═══ DATASET CONTENT ═══
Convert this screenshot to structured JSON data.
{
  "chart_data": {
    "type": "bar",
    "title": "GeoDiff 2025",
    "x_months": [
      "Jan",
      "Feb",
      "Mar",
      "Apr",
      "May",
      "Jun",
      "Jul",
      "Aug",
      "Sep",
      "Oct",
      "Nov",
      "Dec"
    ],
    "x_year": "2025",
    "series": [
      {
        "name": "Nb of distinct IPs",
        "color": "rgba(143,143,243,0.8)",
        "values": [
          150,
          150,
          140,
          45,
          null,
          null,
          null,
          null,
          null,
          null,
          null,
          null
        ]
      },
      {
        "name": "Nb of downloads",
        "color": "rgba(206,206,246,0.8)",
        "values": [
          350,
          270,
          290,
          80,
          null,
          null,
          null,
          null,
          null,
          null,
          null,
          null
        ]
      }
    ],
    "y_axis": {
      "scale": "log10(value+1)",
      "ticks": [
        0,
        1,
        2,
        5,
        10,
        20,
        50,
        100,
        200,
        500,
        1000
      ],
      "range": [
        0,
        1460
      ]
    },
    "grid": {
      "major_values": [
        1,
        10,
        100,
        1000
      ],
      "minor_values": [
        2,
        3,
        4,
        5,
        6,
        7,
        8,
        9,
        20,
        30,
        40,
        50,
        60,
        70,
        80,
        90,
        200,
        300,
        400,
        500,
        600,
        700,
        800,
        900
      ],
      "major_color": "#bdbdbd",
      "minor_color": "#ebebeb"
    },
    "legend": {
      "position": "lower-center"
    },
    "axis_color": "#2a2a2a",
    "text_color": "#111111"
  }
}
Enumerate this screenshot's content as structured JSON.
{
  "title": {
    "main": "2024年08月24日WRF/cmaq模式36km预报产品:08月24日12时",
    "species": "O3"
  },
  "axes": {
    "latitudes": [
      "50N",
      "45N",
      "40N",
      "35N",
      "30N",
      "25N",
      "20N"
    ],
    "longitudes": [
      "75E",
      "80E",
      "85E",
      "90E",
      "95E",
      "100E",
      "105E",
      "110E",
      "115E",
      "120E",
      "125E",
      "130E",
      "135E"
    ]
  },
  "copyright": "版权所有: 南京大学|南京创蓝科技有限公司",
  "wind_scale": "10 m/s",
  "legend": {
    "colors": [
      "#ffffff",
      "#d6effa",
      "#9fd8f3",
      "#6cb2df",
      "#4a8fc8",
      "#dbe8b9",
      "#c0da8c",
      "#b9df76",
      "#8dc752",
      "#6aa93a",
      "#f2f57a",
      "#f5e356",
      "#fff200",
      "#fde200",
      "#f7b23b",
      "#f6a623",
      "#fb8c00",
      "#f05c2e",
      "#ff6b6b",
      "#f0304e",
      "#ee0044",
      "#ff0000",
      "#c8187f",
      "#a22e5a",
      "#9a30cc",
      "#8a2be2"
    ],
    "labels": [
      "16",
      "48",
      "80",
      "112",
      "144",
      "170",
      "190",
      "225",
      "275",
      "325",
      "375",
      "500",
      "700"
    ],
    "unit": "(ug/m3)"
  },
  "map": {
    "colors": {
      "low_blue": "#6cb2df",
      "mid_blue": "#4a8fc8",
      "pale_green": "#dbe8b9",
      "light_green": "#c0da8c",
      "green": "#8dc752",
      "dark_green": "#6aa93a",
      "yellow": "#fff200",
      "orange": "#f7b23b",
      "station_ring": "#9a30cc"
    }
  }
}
═══
WRITTEN REQUEST: Return every line above that contains the word "JSON".

SOLUTION:
Convert this screenshot to structured JSON data.
Enumerate this screenshot's content as structured JSON.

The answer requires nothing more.